Short exercise >>
Count how many lines contain the word "jejich". Please give only the number.

Records provided >>
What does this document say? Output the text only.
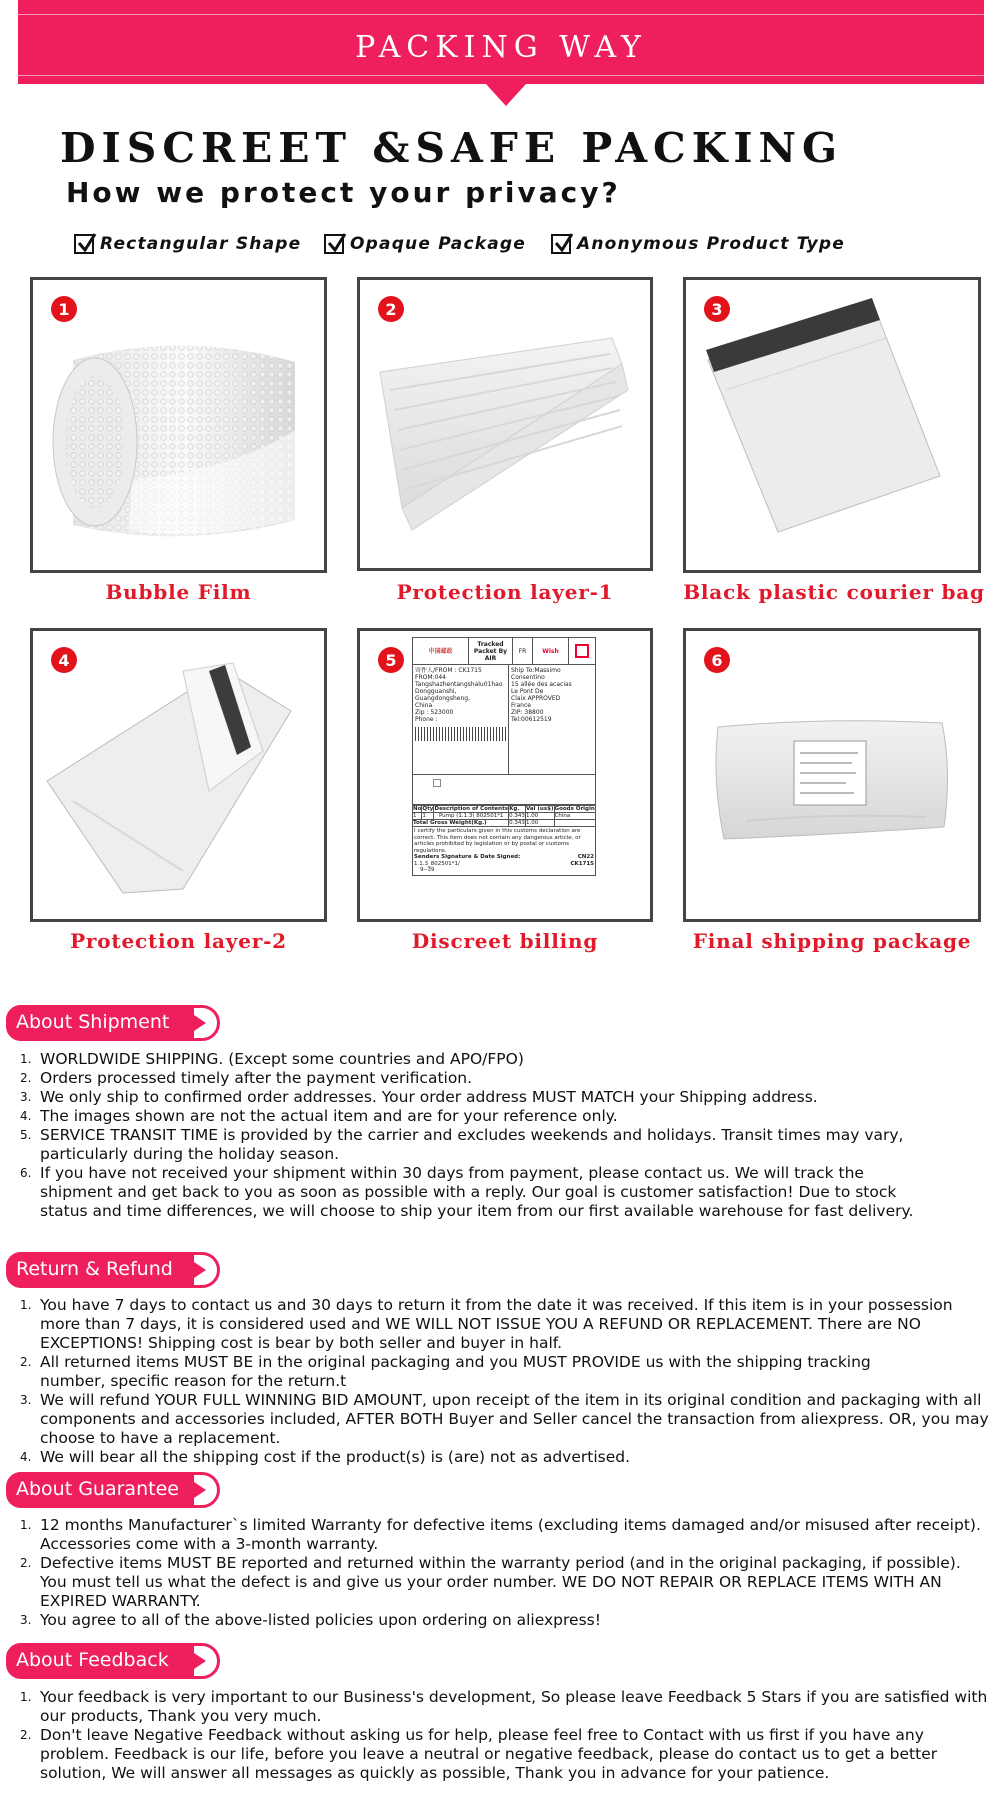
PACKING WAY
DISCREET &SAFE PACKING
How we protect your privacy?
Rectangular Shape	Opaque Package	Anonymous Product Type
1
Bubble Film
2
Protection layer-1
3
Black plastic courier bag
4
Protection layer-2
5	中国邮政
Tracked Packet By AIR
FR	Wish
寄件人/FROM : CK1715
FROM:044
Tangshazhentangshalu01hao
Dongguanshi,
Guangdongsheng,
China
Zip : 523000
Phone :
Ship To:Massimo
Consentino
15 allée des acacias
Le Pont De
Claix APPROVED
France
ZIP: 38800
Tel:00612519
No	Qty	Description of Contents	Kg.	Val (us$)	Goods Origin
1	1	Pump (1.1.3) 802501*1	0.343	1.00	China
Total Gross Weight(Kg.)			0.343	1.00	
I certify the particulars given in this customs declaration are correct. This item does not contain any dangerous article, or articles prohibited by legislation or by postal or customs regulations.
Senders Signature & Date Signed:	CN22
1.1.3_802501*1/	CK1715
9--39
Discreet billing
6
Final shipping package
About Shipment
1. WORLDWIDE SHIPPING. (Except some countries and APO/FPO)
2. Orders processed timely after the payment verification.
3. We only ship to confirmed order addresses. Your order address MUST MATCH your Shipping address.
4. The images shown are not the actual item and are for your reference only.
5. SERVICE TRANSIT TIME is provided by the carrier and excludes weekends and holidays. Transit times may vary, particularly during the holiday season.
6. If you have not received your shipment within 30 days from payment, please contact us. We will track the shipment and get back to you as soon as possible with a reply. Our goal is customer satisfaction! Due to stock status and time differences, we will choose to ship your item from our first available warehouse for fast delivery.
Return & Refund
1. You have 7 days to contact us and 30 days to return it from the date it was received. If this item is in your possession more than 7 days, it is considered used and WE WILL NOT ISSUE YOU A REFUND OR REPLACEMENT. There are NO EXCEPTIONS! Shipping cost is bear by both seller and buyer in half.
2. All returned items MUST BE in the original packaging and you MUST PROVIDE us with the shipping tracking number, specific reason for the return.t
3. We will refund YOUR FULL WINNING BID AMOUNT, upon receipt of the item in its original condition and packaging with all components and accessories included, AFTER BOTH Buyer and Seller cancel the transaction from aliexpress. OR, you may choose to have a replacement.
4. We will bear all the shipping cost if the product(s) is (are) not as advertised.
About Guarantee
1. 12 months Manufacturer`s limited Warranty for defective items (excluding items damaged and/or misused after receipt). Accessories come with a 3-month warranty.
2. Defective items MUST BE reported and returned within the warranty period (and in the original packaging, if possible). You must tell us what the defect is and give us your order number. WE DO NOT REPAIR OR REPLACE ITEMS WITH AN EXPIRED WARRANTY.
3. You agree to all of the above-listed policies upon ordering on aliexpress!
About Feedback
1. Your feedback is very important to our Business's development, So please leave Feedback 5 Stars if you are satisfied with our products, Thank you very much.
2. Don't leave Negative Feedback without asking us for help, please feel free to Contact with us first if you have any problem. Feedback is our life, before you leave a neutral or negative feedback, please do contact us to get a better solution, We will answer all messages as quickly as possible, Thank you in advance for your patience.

* * *

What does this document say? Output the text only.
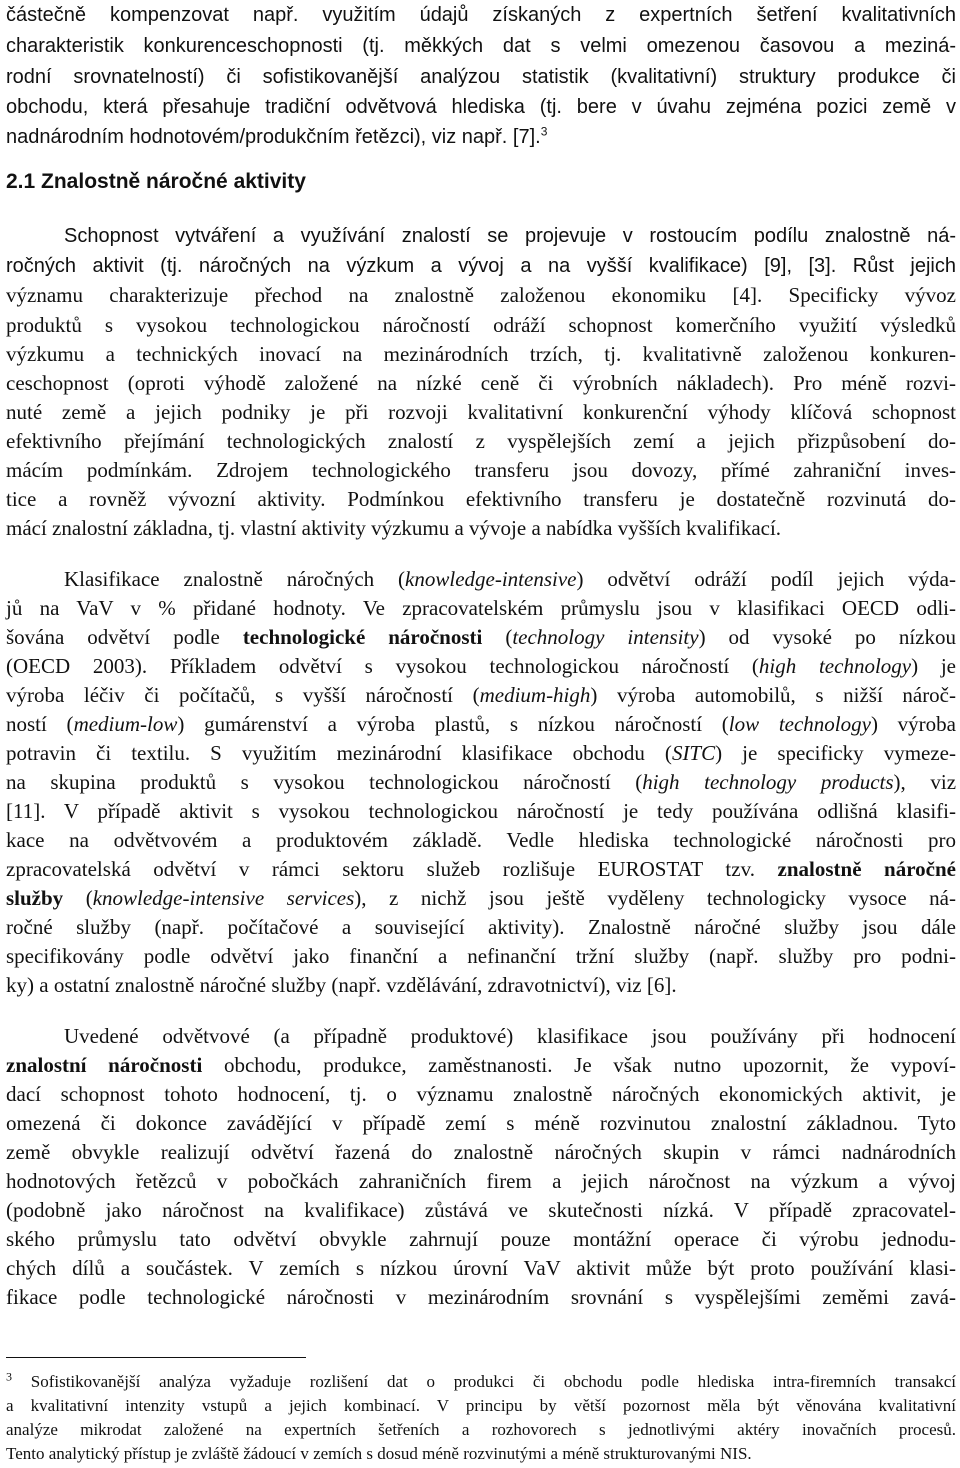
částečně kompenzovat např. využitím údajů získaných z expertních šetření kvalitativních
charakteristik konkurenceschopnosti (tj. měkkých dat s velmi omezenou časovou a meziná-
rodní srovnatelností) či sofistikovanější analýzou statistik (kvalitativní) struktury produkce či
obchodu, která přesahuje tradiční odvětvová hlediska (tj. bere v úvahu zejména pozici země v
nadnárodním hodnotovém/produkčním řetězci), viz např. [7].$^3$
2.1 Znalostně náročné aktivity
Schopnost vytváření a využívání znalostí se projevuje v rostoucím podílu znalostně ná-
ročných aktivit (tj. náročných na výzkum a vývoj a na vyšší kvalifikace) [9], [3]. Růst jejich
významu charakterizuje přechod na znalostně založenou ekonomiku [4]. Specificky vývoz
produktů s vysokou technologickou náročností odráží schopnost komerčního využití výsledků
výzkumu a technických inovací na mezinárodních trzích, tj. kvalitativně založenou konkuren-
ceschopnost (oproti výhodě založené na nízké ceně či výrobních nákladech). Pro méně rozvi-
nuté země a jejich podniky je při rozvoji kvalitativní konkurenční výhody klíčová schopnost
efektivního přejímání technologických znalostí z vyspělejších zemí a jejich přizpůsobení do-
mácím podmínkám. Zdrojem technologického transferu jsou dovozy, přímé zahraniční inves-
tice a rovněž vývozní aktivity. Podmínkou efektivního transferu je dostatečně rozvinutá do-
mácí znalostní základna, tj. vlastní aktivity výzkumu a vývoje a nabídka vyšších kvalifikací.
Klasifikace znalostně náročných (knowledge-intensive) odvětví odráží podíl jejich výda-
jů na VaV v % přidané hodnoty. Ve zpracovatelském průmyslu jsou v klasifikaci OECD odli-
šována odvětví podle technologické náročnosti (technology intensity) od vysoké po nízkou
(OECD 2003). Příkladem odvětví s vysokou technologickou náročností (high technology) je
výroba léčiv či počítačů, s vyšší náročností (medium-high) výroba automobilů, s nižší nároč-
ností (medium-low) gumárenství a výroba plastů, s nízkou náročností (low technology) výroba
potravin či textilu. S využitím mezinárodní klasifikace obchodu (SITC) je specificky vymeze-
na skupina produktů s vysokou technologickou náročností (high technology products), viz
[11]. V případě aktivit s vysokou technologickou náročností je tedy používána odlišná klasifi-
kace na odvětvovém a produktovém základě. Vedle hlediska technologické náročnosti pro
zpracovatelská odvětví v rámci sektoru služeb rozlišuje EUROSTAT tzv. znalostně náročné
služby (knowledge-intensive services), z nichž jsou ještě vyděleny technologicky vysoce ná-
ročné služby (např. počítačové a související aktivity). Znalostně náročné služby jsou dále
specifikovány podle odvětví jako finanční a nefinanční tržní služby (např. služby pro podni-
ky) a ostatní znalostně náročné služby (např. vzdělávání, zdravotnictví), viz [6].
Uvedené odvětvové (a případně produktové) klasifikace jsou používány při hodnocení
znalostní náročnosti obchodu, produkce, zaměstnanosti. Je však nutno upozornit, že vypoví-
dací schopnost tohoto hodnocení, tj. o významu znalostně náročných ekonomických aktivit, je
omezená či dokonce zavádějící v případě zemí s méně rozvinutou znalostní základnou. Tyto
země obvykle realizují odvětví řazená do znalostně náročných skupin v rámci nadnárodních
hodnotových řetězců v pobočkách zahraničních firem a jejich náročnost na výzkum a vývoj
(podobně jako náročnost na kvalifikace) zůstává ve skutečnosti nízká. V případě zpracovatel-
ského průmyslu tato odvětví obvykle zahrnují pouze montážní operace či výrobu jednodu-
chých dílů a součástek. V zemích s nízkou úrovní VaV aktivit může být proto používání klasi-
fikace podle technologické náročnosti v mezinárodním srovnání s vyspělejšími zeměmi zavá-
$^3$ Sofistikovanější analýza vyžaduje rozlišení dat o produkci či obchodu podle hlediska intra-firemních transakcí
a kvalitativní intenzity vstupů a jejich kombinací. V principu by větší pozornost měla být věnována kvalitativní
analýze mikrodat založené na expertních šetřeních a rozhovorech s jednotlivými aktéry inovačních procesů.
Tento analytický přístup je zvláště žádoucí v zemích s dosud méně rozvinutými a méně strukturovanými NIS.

Answer to this exercise >>
6